═══ GIVEN DATA

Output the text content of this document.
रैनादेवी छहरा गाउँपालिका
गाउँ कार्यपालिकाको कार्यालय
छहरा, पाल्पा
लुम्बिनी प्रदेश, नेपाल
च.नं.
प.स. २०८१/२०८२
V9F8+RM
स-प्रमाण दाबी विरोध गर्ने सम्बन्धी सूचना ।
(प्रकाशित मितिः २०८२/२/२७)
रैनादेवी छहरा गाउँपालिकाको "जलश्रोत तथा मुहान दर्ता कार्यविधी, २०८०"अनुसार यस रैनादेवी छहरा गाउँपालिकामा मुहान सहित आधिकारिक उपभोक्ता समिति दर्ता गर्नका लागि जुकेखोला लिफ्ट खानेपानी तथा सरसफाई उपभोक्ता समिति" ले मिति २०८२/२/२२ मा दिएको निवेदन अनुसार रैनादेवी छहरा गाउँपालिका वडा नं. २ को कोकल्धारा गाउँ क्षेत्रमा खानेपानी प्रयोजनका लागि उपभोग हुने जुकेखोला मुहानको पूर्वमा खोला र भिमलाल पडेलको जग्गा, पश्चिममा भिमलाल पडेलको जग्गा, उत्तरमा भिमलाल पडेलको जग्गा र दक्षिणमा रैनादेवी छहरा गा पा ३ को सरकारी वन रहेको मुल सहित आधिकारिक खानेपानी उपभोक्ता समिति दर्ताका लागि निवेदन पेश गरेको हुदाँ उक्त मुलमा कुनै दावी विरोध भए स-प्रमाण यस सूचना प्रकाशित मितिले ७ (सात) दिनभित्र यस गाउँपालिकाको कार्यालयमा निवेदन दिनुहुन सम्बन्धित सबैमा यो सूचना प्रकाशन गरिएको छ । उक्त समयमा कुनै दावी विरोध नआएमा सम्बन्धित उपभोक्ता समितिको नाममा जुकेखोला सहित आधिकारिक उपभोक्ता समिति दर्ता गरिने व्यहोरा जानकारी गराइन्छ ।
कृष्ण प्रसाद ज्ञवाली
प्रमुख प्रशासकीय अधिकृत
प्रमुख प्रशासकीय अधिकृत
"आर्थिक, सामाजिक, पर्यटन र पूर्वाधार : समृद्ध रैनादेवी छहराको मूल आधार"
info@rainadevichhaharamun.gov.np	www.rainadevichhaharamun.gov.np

══════

— WORK TO COMPLETE —
Write out every entry verbatim.

— OUTPUT FOR THIS EXERCISE —
Output the text content of this document.
रैनादेवी छहरा गाउँपालिका
गाउँ कार्यपालिकाको कार्यालय
छहरा, पाल्पा
लुम्बिनी प्रदेश, नेपाल
च.नं.
प.स. २०८१/२०८२
V9F8+RM
स-प्रमाण दाबी विरोध गर्ने सम्बन्धी सूचना ।
(प्रकाशित मितिः २०८२/२/२७)
रैनादेवी छहरा गाउँपालिकाको "जलश्रोत तथा मुहान दर्ता कार्यविधी, २०८०"अनुसार यस रैनादेवी छहरा गाउँपालिकामा मुहान सहित आधिकारिक उपभोक्ता समिति दर्ता गर्नका लागि जुकेखोला लिफ्ट खानेपानी तथा सरसफाई उपभोक्ता समिति" ले मिति २०८२/२/२२ मा दिएको निवेदन अनुसार रैनादेवी छहरा गाउँपालिका वडा नं. २ को कोकल्धारा गाउँ क्षेत्रमा खानेपानी प्रयोजनका लागि उपभोग हुने जुकेखोला मुहानको पूर्वमा खोला र भिमलाल पडेलको जग्गा, पश्चिममा भिमलाल पडेलको जग्गा, उत्तरमा भिमलाल पडेलको जग्गा र दक्षिणमा रैनादेवी छहरा गा पा ३ को सरकारी वन रहेको मुल सहित आधिकारिक खानेपानी उपभोक्ता समिति दर्ताका लागि निवेदन पेश गरेको हुदाँ उक्त मुलमा कुनै दावी विरोध भए स-प्रमाण यस सूचना प्रकाशित मितिले ७ (सात) दिनभित्र यस गाउँपालिकाको कार्यालयमा निवेदन दिनुहुन सम्बन्धित सबैमा यो सूचना प्रकाशन गरिएको छ । उक्त समयमा कुनै दावी विरोध नआएमा सम्बन्धित उपभोक्ता समितिको नाममा जुकेखोला सहित आधिकारिक उपभोक्ता समिति दर्ता गरिने व्यहोरा जानकारी गराइन्छ ।
कृष्ण प्रसाद ज्ञवाली
प्रमुख प्रशासकीय अधिकृत
प्रमुख प्रशासकीय अधिकृत
"आर्थिक, सामाजिक, पर्यटन र पूर्वाधार : समृद्ध रैनादेवी छहराको मूल आधार"
info@rainadevichhaharamun.gov.np	www.rainadevichhaharamun.gov.np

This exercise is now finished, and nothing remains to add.